Search the listing below for the word "sunlight" and copy each line that holds it.

EXCERPTED RECORDS:
-=-=-=-=-

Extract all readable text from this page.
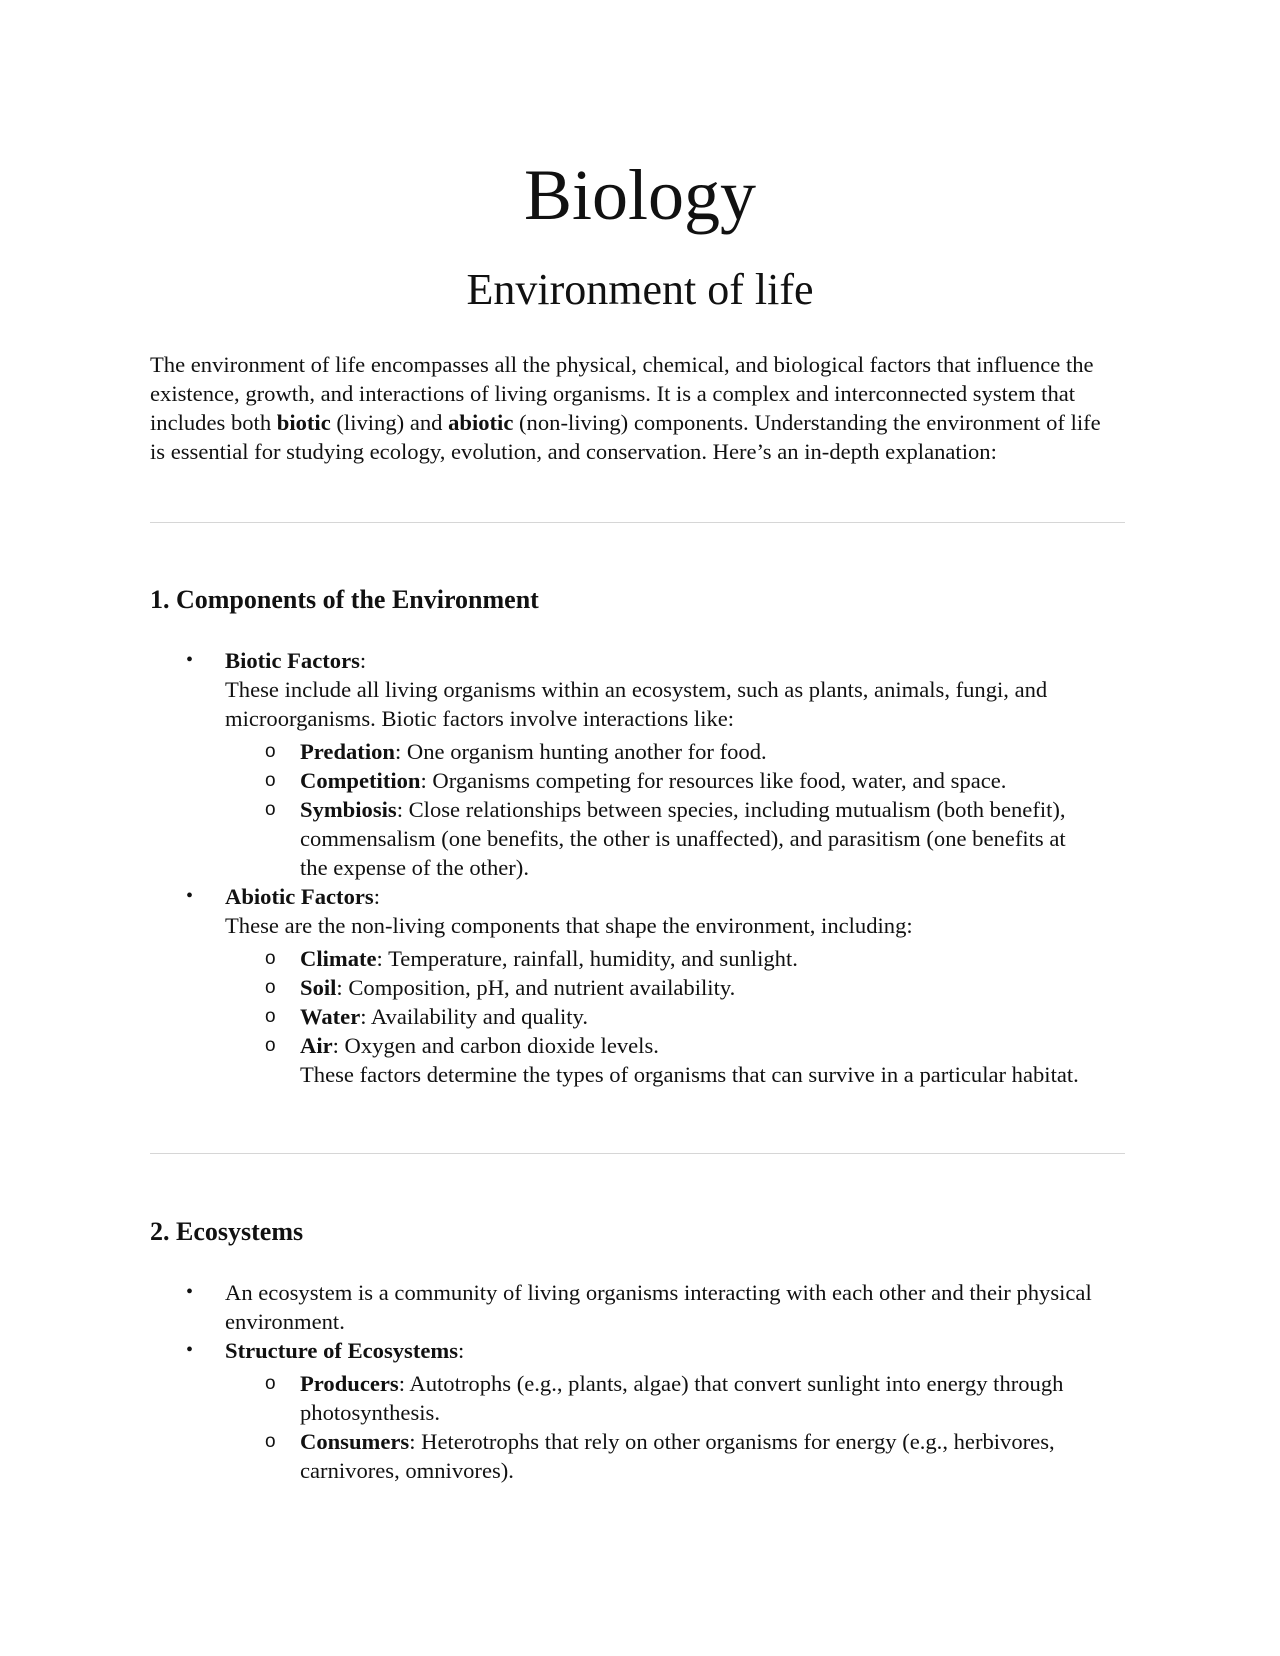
Biology
Environment of life

The environment of life encompasses all the physical, chemical, and biological factors that influence the existence, growth, and interactions of living organisms. It is a complex and interconnected system that includes both biotic (living) and abiotic (non-living) components. Understanding the environment of life is essential for studying ecology, evolution, and conservation. Here’s an in-depth explanation:

1. Components of the Environment
• Biotic Factors:
These include all living organisms within an ecosystem, such as plants, animals, fungi, and microorganisms. Biotic factors involve interactions like:
o Predation: One organism hunting another for food.
o Competition: Organisms competing for resources like food, water, and space.
o Symbiosis: Close relationships between species, including mutualism (both benefit), commensalism (one benefits, the other is unaffected), and parasitism (one benefits at the expense of the other).
• Abiotic Factors:
These are the non-living components that shape the environment, including:
o Climate: Temperature, rainfall, humidity, and sunlight.
o Soil: Composition, pH, and nutrient availability.
o Water: Availability and quality.
o Air: Oxygen and carbon dioxide levels.
These factors determine the types of organisms that can survive in a particular habitat.
2. Ecosystems
• An ecosystem is a community of living organisms interacting with each other and their physical environment.
• Structure of Ecosystems:
o Producers: Autotrophs (e.g., plants, algae) that convert sunlight into energy through photosynthesis.
o Consumers: Heterotrophs that rely on other organisms for energy (e.g., herbivores, carnivores, omnivores).
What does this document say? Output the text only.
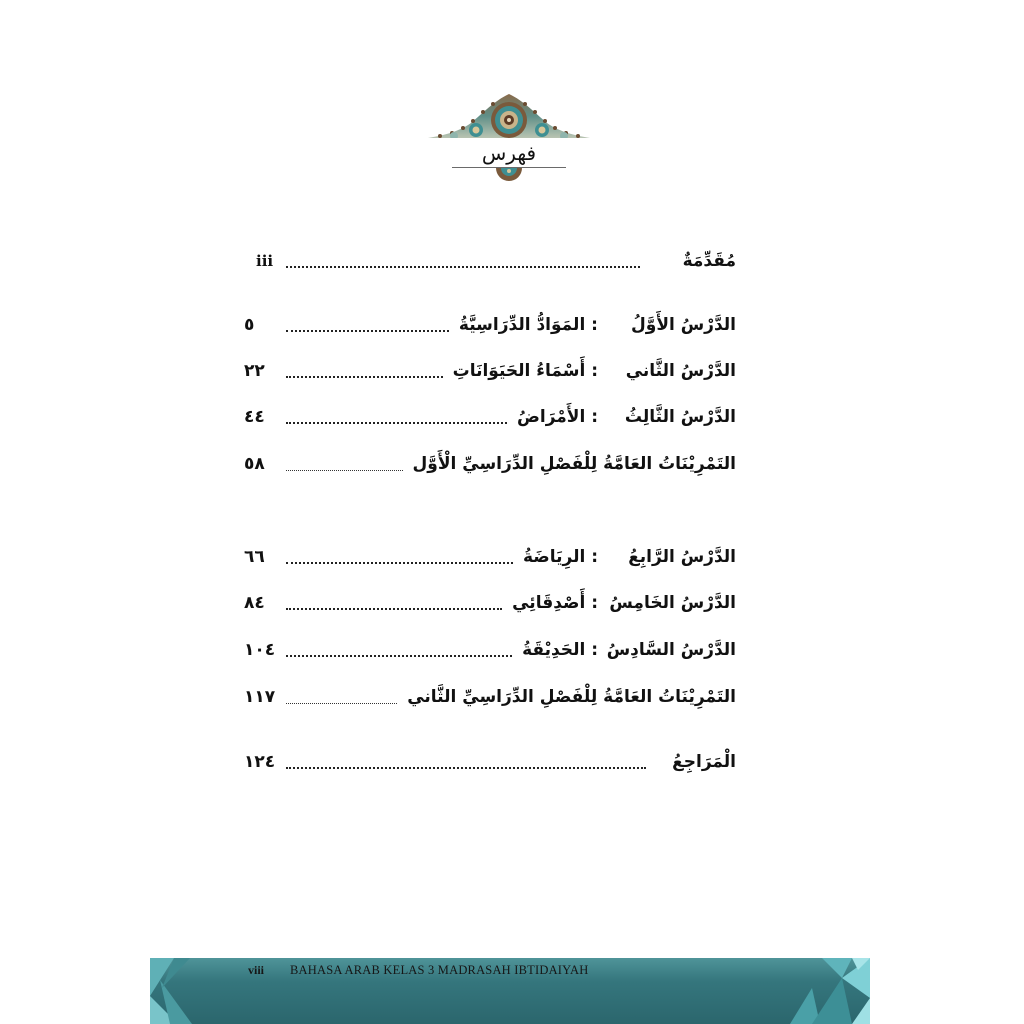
فهرس
مُقَدِّمَةٌ
iii
الدَّرْسُ الأَوَّلُ
: المَوَادُّ الدِّرَاسِيَّةُ
٥
الدَّرْسُ الثَّاني
: أَسْمَاءُ الحَيَوَانَاتِ
٢٢
الدَّرْسُ الثَّالِثُ
: الأَمْرَاضُ
٤٤
التَمْرِيْنَاتُ العَامَّةُ لِلْفَصْلِ الدِّرَاسِيِّ الْأَوَّل
٥٨
الدَّرْسُ الرَّابِعُ
: الرِيَاضَةُ
٦٦
الدَّرْسُ الخَامِسُ
: أَصْدِقَائِي
٨٤
الدَّرْسُ السَّادِسُ
: الحَدِيْقَةُ
١٠٤
التَمْرِيْنَاتُ العَامَّةُ لِلْفَصْلِ الدِّرَاسِيِّ الثَّاني
١١٧
الْمَرَاجِعُ
١٢٤
viii BAHASA ARAB KELAS 3 MADRASAH IBTIDAIYAH
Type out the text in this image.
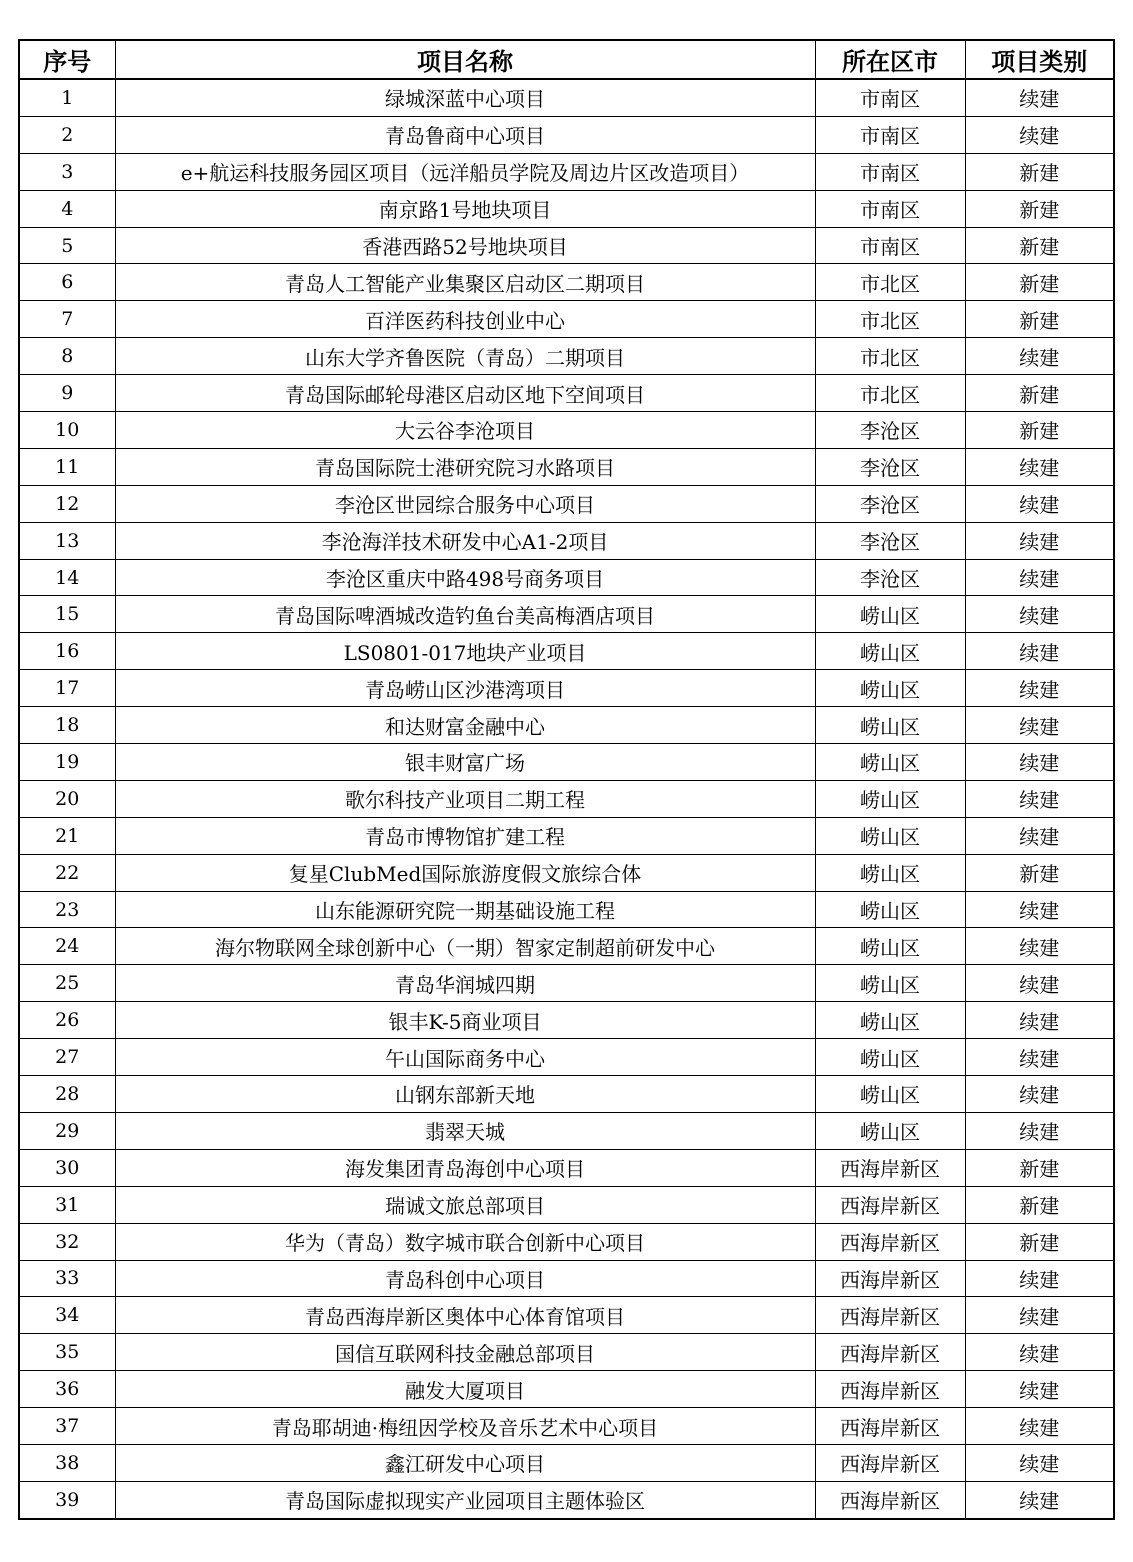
序号	项目名称	所在区市	项目类别
1	绿城深蓝中心项目	市南区	续建
2	青岛鲁商中心项目	市南区	续建
3	e+航运科技服务园区项目（远洋船员学院及周边片区改造项目）	市南区	新建
4	南京路1号地块项目	市南区	新建
5	香港西路52号地块项目	市南区	新建
6	青岛人工智能产业集聚区启动区二期项目	市北区	新建
7	百洋医药科技创业中心	市北区	新建
8	山东大学齐鲁医院（青岛）二期项目	市北区	续建
9	青岛国际邮轮母港区启动区地下空间项目	市北区	新建
10	大云谷李沧项目	李沧区	新建
11	青岛国际院士港研究院习水路项目	李沧区	续建
12	李沧区世园综合服务中心项目	李沧区	续建
13	李沧海洋技术研发中心A1-2项目	李沧区	续建
14	李沧区重庆中路498号商务项目	李沧区	续建
15	青岛国际啤酒城改造钓鱼台美高梅酒店项目	崂山区	续建
16	LS0801-017地块产业项目	崂山区	续建
17	青岛崂山区沙港湾项目	崂山区	续建
18	和达财富金融中心	崂山区	续建
19	银丰财富广场	崂山区	续建
20	歌尔科技产业项目二期工程	崂山区	续建
21	青岛市博物馆扩建工程	崂山区	续建
22	复星ClubMed国际旅游度假文旅综合体	崂山区	新建
23	山东能源研究院一期基础设施工程	崂山区	续建
24	海尔物联网全球创新中心（一期）智家定制超前研发中心	崂山区	续建
25	青岛华润城四期	崂山区	续建
26	银丰K-5商业项目	崂山区	续建
27	午山国际商务中心	崂山区	续建
28	山钢东部新天地	崂山区	续建
29	翡翠天城	崂山区	续建
30	海发集团青岛海创中心项目	西海岸新区	新建
31	瑞诚文旅总部项目	西海岸新区	新建
32	华为（青岛）数字城市联合创新中心项目	西海岸新区	新建
33	青岛科创中心项目	西海岸新区	续建
34	青岛西海岸新区奥体中心体育馆项目	西海岸新区	续建
35	国信互联网科技金融总部项目	西海岸新区	续建
36	融发大厦项目	西海岸新区	续建
37	青岛耶胡迪·梅纽因学校及音乐艺术中心项目	西海岸新区	续建
38	鑫江研发中心项目	西海岸新区	续建
39	青岛国际虚拟现实产业园项目主题体验区	西海岸新区	续建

-=-=-=-=-

EXERCISE ANSWER:
o Climate: Temperature, rainfall, humidity, and sunlight.
o Producers: Autotrophs (e.g., plants, algae) that convert sunlight into energy through photosynthesis.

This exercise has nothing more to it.